The task: Copy out all lines that carry the word "множественном".

== == ==

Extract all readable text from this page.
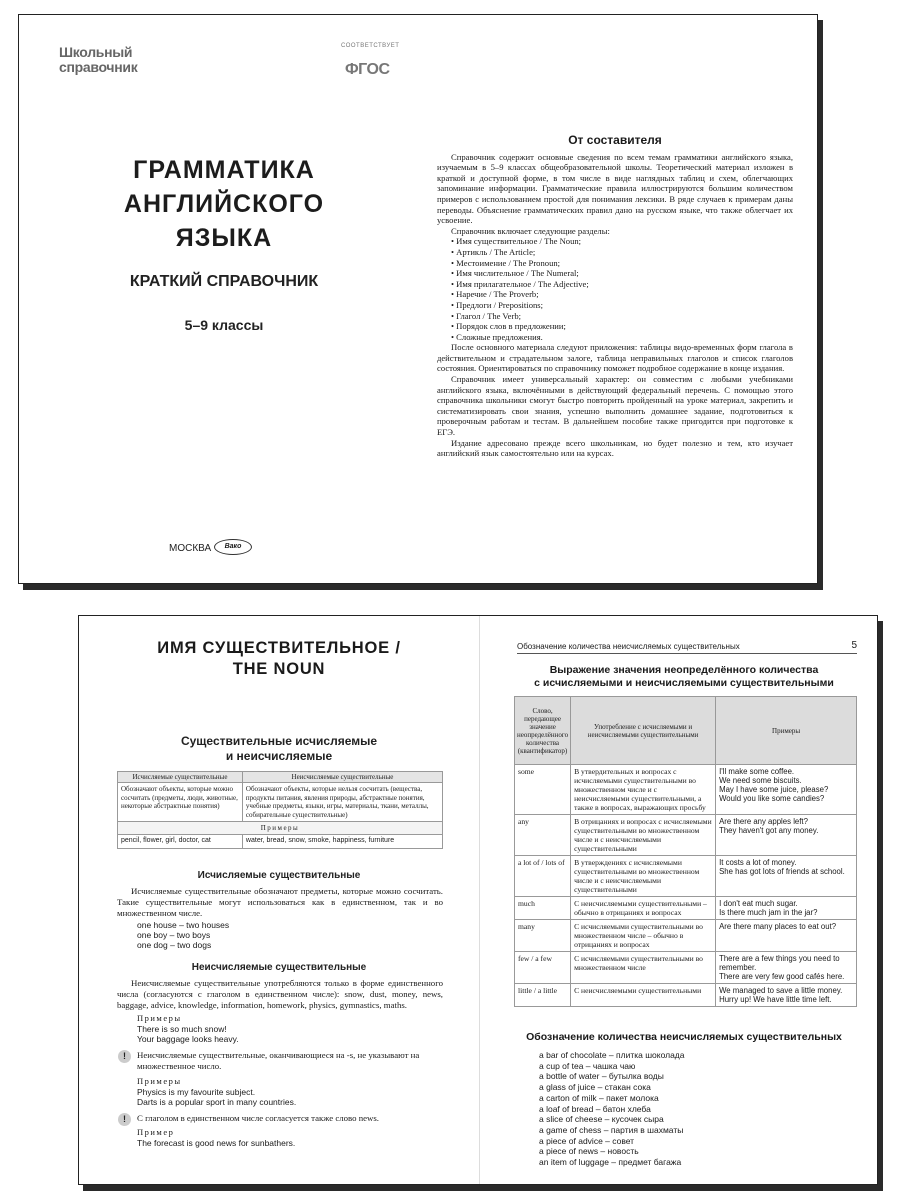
Школьный
справочник
СООТВЕТСТВУЕТ
ФГОС
ГРАММАТИКА
АНГЛИЙСКОГО
ЯЗЫКА
КРАТКИЙ СПРАВОЧНИК
5–9 классы
МОСКВА	Вако
От составителя

Справочник содержит основные сведения по всем темам грамматики английского языка, изучаемым в 5–9 классах общеобразовательной школы. Теоретический материал изложен в краткой и доступной форме, в том числе в виде наглядных таблиц и схем, облегчающих запоминание информации. Грамматические правила иллюстрируются большим количеством примеров с использованием простой для понимания лексики. В ряде случаев к примерам даны переводы. Объяснение грамматических правил дано на русском языке, что также облегчает их усвоение.

Справочник включает следующие разделы:

• Имя существительное / The Noun;
• Артикль / The Article;
• Местоимение / The Pronoun;
• Имя числительное / The Numeral;
• Имя прилагательное / The Adjective;
• Наречие / The Proverb;
• Предлоги / Prepositions;
• Глагол / The Verb;
• Порядок слов в предложении;
• Сложные предложения.

После основного материала следуют приложения: таблицы видо-временных форм глагола в действительном и страдательном залоге, таблица неправильных глаголов и список глаголов состояния. Ориентироваться по справочнику поможет подробное содержание в конце издания.

Справочник имеет универсальный характер: он совместим с любыми учебниками английского языка, включёнными в действующий федеральный перечень. С помощью этого справочника школьники смогут быстро повторить пройденный на уроке материал, закрепить и систематизировать свои знания, успешно выполнить домашнее задание, подготовиться к проверочным работам и тестам. В дальнейшем пособие также пригодится при подготовке к ЕГЭ.

Издание адресовано прежде всего школьникам, но будет полезно и тем, кто изучает английский язык самостоятельно или на курсах.

ИМЯ СУЩЕСТВИТЕЛЬНОЕ /
THE NOUN
Существительные исчисляемые
и неисчисляемые
Исчисляемые существительные	Неисчисляемые существительные
Обозначают объекты, которые можно сосчитать (предметы, люди, животные, некоторые абстрактные понятия)	Обозначают объекты, которые нельзя сосчитать (вещества, продукты питания, явления природы, абстрактные понятия, учебные предметы, языки, игры, материалы, ткани, металлы, собирательные существительные)
Примеры	
pencil, flower, girl, doctor, cat	water, bread, snow, smoke, happiness, furniture
Исчисляемые существительные

Исчисляемые существительные обозначают предметы, которые можно сосчитать. Такие существительные могут использоваться как в единственном, так и во множественном числе.

one house – two houses
one boy – two boys
one dog – two dogs
Неисчисляемые существительные

Неисчисляемые существительные употребляются только в форме единственного числа (согласуются с глаголом в единственном числе): snow, dust, money, news, baggage, advice, knowledge, information, homework, physics, gymnastics, maths.

Примеры
There is so much snow!
Your baggage looks heavy.
!	Неисчисляемые существительные, оканчивающиеся на -s, не указывают на множественное число.
Примеры
Physics is my favourite subject.
Darts is a popular sport in many countries.
!	С глаголом в единственном числе согласуется также слово news.
Пример
The forecast is good news for sunbathers.
Обозначение количества неисчисляемых существительных	5
Выражение значения неопределённого количества
с исчисляемыми и неисчисляемыми существительными
Слово, передающее значение неопределённого количества (квантификатор)	Употребление с исчисляемыми и неисчисляемыми существительными	Примеры
some	В утвердительных и вопросах с исчисляемыми существительными во множественном числе и с неисчисляемыми существительными, а также в вопросах, выражающих просьбу	I'll make some coffee.
We need some biscuits.
May I have some juice, please?
Would you like some candies?

any	В отрицаниях и вопросах с исчисляемыми существительными во множественном числе и с неисчисляемыми существительными	Are there any apples left?
They haven't got any money.

a lot of / lots of	В утверждениях с исчисляемыми существительными во множественном числе и с неисчисляемыми существительными	It costs a lot of money.
She has got lots of friends at school.

much	С неисчисляемыми существительными – обычно в отрицаниях и вопросах	I don't eat much sugar.
Is there much jam in the jar?

many	С исчисляемыми существительными во множественном числе – обычно в отрицаниях и вопросах	Are there many places to eat out?

few / a few	С исчисляемыми существительными во множественном числе	There are a few things you need to remember.
There are very few good cafés here.

little / a little	С неисчисляемыми существительными	We managed to save a little money.
Hurry up! We have little time left.
Обозначение количества неисчисляемых существительных
a bar of chocolate – плитка шоколада
a cup of tea – чашка чаю
a bottle of water – бутылка воды
a glass of juice – стакан сока
a carton of milk – пакет молока
a loaf of bread – батон хлеба
a slice of cheese – кусочек сыра
a game of chess – партия в шахматы
a piece of advice – совет
a piece of news – новость
an item of luggage – предмет багажа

== == ==

Full response:
Исчисляемые существительные обозначают предметы, которые можно сосчитать. Такие существительные могут использоваться как в единственном, так и во множественном числе.
some	В утвердительных и вопросах с исчисляемыми существительными во множественном числе и с неисчисляемыми существительными, а также в вопросах, выражающих просьбу	I'll make some coffee.
any	В отрицаниях и вопросах с исчисляемыми существительными во множественном числе и с неисчисляемыми существительными	Are there any apples left?
a lot of / lots of	В утверждениях с исчисляемыми существительными во множественном числе и с неисчисляемыми существительными	It costs a lot of money.
many	С исчисляемыми существительными во множественном числе – обычно в отрицаниях и вопросах	Are there many places to eat out?
few / a few	С исчисляемыми существительными во множественном числе	There are a few things you need to remember.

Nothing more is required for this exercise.